**TASK TO CARRY OUT:**
Write the number of lines holding the word "address", and nothing else.

(Entries taken from a collection)
## START
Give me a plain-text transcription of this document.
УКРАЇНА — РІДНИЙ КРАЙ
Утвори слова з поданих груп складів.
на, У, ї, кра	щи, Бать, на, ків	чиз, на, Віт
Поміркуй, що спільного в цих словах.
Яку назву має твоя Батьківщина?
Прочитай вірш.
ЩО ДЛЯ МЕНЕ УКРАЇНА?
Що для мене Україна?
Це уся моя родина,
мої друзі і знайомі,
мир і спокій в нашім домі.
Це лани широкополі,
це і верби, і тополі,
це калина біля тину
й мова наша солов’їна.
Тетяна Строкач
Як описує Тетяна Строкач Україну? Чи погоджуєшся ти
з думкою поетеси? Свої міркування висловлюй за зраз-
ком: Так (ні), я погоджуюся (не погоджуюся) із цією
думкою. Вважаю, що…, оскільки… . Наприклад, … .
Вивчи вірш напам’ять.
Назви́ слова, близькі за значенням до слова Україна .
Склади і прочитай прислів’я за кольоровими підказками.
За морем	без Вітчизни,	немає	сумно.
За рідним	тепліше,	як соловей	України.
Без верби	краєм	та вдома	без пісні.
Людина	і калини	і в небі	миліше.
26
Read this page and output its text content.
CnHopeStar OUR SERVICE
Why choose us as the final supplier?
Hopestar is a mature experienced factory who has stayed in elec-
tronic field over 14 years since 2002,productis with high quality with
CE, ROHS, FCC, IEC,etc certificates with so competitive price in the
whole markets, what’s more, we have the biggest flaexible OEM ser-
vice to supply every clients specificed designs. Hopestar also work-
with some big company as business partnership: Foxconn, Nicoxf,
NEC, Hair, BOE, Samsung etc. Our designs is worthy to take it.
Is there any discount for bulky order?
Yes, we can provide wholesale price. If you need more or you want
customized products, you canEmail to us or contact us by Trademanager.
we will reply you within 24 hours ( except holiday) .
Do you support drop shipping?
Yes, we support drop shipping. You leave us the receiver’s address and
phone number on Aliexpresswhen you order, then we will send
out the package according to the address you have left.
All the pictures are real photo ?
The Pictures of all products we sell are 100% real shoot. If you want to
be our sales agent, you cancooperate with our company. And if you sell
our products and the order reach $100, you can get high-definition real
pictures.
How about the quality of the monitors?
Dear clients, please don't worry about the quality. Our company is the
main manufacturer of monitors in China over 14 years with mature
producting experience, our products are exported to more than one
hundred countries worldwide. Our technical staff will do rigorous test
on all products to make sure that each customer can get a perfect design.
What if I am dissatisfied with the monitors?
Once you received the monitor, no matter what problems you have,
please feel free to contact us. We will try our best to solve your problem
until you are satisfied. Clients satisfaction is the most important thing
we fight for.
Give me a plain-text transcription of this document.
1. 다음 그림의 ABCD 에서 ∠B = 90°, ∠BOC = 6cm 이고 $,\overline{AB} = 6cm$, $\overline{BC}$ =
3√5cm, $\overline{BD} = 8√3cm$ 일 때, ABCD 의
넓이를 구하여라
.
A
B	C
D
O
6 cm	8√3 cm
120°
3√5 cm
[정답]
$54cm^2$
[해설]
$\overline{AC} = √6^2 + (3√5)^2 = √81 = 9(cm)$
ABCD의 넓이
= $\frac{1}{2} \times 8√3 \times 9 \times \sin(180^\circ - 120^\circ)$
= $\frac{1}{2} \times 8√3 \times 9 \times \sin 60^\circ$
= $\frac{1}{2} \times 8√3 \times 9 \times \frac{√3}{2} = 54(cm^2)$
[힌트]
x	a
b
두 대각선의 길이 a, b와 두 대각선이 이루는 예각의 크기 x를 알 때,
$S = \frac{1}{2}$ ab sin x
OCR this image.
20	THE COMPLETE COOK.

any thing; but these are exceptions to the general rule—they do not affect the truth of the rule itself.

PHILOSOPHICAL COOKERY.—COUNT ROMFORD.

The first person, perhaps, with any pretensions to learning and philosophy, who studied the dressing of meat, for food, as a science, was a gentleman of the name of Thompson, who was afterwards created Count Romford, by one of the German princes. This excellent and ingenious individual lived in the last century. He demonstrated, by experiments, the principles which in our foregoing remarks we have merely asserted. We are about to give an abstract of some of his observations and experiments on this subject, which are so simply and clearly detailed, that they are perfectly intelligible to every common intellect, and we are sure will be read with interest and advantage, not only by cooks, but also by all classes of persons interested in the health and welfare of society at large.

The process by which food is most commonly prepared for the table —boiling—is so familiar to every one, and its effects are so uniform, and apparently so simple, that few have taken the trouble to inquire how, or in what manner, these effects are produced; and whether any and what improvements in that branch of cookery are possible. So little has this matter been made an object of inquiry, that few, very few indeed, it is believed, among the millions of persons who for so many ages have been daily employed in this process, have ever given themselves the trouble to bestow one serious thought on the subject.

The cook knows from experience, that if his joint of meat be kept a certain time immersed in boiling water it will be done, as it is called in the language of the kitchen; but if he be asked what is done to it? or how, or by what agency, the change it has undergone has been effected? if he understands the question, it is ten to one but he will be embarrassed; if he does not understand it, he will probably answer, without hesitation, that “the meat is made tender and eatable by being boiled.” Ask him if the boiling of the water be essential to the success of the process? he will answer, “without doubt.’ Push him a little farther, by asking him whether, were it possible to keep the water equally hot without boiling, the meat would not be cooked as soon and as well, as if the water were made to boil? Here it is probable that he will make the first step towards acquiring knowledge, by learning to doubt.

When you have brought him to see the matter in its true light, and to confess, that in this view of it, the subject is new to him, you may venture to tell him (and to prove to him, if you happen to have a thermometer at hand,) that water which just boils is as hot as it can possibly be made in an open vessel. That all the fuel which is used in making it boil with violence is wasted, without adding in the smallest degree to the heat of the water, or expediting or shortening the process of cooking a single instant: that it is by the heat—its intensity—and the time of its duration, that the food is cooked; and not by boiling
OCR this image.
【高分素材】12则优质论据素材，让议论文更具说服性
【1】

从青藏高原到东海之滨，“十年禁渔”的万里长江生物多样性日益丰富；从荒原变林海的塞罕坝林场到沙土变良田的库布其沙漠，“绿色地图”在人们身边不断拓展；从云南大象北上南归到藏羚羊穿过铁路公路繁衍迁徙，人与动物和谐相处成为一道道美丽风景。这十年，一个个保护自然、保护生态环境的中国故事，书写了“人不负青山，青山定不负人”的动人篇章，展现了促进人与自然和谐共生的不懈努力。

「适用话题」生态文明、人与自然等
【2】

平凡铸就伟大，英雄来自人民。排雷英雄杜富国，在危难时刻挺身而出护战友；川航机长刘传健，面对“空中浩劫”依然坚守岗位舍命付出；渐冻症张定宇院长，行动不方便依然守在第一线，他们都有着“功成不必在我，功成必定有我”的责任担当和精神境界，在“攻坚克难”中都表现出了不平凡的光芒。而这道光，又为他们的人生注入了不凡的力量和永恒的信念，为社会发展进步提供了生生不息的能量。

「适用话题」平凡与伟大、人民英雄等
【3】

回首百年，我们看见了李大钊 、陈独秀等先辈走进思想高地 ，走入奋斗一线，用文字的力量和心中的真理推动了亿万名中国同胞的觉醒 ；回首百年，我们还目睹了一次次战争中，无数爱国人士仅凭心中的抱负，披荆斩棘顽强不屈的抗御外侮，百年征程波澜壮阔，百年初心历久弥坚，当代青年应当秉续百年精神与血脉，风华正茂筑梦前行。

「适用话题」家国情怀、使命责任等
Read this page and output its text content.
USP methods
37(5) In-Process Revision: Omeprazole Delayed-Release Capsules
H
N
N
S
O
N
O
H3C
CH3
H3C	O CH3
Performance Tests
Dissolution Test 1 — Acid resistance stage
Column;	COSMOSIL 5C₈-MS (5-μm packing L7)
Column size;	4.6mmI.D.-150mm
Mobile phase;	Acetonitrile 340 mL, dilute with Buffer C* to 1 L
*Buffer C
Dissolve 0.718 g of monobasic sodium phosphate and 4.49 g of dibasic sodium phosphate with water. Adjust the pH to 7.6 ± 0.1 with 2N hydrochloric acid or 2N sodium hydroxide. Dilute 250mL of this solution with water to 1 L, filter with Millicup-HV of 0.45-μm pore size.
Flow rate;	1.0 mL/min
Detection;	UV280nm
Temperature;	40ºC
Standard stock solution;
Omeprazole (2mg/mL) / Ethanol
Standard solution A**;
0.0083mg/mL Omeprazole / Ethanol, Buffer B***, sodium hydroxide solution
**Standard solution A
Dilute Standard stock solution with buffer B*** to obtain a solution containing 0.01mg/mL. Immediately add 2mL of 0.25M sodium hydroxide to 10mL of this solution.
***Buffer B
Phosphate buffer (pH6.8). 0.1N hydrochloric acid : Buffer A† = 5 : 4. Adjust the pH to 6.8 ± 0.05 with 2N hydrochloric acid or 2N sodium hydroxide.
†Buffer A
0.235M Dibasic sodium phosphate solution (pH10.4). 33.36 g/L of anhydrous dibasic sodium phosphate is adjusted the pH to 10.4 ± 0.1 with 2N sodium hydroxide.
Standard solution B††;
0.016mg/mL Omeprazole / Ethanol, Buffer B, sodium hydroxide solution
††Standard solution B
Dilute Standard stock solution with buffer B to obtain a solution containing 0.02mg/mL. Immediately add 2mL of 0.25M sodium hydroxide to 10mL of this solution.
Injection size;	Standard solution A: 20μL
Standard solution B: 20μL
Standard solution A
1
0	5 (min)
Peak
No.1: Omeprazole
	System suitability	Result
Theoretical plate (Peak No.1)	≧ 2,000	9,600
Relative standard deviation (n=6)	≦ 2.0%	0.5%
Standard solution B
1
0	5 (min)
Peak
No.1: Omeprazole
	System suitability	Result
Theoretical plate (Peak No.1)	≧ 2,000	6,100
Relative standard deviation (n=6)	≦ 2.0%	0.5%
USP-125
## END
**TASK SOLUTION:**
2